--- Begin ---

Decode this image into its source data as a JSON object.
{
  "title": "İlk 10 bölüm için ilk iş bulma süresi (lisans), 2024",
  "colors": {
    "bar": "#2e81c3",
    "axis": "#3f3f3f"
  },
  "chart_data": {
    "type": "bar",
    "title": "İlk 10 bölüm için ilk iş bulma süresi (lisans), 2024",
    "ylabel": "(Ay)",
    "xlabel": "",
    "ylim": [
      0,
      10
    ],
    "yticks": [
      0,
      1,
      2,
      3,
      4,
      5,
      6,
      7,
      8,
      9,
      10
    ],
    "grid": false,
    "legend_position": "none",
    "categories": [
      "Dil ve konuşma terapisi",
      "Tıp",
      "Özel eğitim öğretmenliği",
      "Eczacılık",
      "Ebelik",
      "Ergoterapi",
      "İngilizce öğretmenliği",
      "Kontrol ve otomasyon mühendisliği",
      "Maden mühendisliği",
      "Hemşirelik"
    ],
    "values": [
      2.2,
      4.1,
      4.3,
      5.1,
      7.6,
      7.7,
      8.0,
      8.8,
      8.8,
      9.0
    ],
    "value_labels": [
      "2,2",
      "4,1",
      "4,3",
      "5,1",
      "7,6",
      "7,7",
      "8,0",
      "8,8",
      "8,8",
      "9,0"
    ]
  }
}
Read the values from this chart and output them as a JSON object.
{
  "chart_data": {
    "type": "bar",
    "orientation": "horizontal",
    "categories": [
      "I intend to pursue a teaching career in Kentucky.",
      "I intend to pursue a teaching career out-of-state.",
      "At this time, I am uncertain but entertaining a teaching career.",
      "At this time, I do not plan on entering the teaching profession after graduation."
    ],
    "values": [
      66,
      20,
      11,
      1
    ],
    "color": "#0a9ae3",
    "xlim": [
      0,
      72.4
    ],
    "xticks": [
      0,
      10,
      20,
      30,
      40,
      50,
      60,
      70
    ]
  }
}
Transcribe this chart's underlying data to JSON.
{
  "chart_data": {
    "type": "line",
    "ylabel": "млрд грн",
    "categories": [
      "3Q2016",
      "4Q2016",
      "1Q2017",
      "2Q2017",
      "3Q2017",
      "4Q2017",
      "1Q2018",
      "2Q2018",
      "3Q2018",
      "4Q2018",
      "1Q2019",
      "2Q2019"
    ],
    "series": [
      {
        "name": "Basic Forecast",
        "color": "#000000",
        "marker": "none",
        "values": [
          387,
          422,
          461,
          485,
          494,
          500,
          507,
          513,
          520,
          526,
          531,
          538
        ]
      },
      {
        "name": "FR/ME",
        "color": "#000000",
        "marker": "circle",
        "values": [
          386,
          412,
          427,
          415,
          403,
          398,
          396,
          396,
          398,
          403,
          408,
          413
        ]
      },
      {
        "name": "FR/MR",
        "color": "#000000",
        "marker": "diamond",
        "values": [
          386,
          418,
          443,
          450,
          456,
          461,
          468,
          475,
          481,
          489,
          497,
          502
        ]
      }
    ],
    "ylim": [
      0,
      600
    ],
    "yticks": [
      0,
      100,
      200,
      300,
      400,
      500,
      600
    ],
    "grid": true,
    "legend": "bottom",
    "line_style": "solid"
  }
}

--- End ---

* **WHAT TO DO**: All entries must be repeated verbatim.

* **EXERCISE RESULT**:
Decode this image into its source data as a JSON object.
{
  "title": "İlk 10 bölüm için ilk iş bulma süresi (lisans), 2024",
  "colors": {
    "bar": "#2e81c3",
    "axis": "#3f3f3f"
  },
  "chart_data": {
    "type": "bar",
    "title": "İlk 10 bölüm için ilk iş bulma süresi (lisans), 2024",
    "ylabel": "(Ay)",
    "xlabel": "",
    "ylim": [
      0,
      10
    ],
    "yticks": [
      0,
      1,
      2,
      3,
      4,
      5,
      6,
      7,
      8,
      9,
      10
    ],
    "grid": false,
    "legend_position": "none",
    "categories": [
      "Dil ve konuşma terapisi",
      "Tıp",
      "Özel eğitim öğretmenliği",
      "Eczacılık",
      "Ebelik",
      "Ergoterapi",
      "İngilizce öğretmenliği",
      "Kontrol ve otomasyon mühendisliği",
      "Maden mühendisliği",
      "Hemşirelik"
    ],
    "values": [
      2.2,
      4.1,
      4.3,
      5.1,
      7.6,
      7.7,
      8.0,
      8.8,
      8.8,
      9.0
    ],
    "value_labels": [
      "2,2",
      "4,1",
      "4,3",
      "5,1",
      "7,6",
      "7,7",
      "8,0",
      "8,8",
      "8,8",
      "9,0"
    ]
  }
}
Read the values from this chart and output them as a JSON object.
{
  "chart_data": {
    "type": "bar",
    "orientation": "horizontal",
    "categories": [
      "I intend to pursue a teaching career in Kentucky.",
      "I intend to pursue a teaching career out-of-state.",
      "At this time, I am uncertain but entertaining a teaching career.",
      "At this time, I do not plan on entering the teaching profession after graduation."
    ],
    "values": [
      66,
      20,
      11,
      1
    ],
    "color": "#0a9ae3",
    "xlim": [
      0,
      72.4
    ],
    "xticks": [
      0,
      10,
      20,
      30,
      40,
      50,
      60,
      70
    ]
  }
}
Transcribe this chart's underlying data to JSON.
{
  "chart_data": {
    "type": "line",
    "ylabel": "млрд грн",
    "categories": [
      "3Q2016",
      "4Q2016",
      "1Q2017",
      "2Q2017",
      "3Q2017",
      "4Q2017",
      "1Q2018",
      "2Q2018",
      "3Q2018",
      "4Q2018",
      "1Q2019",
      "2Q2019"
    ],
    "series": [
      {
        "name": "Basic Forecast",
        "color": "#000000",
        "marker": "none",
        "values": [
          387,
          422,
          461,
          485,
          494,
          500,
          507,
          513,
          520,
          526,
          531,
          538
        ]
      },
      {
        "name": "FR/ME",
        "color": "#000000",
        "marker": "circle",
        "values": [
          386,
          412,
          427,
          415,
          403,
          398,
          396,
          396,
          398,
          403,
          408,
          413
        ]
      },
      {
        "name": "FR/MR",
        "color": "#000000",
        "marker": "diamond",
        "values": [
          386,
          418,
          443,
          450,
          456,
          461,
          468,
          475,
          481,
          489,
          497,
          502
        ]
      }
    ],
    "ylim": [
      0,
      600
    ],
    "yticks": [
      0,
      100,
      200,
      300,
      400,
      500,
      600
    ],
    "grid": true,
    "legend": "bottom",
    "line_style": "solid"
  }
}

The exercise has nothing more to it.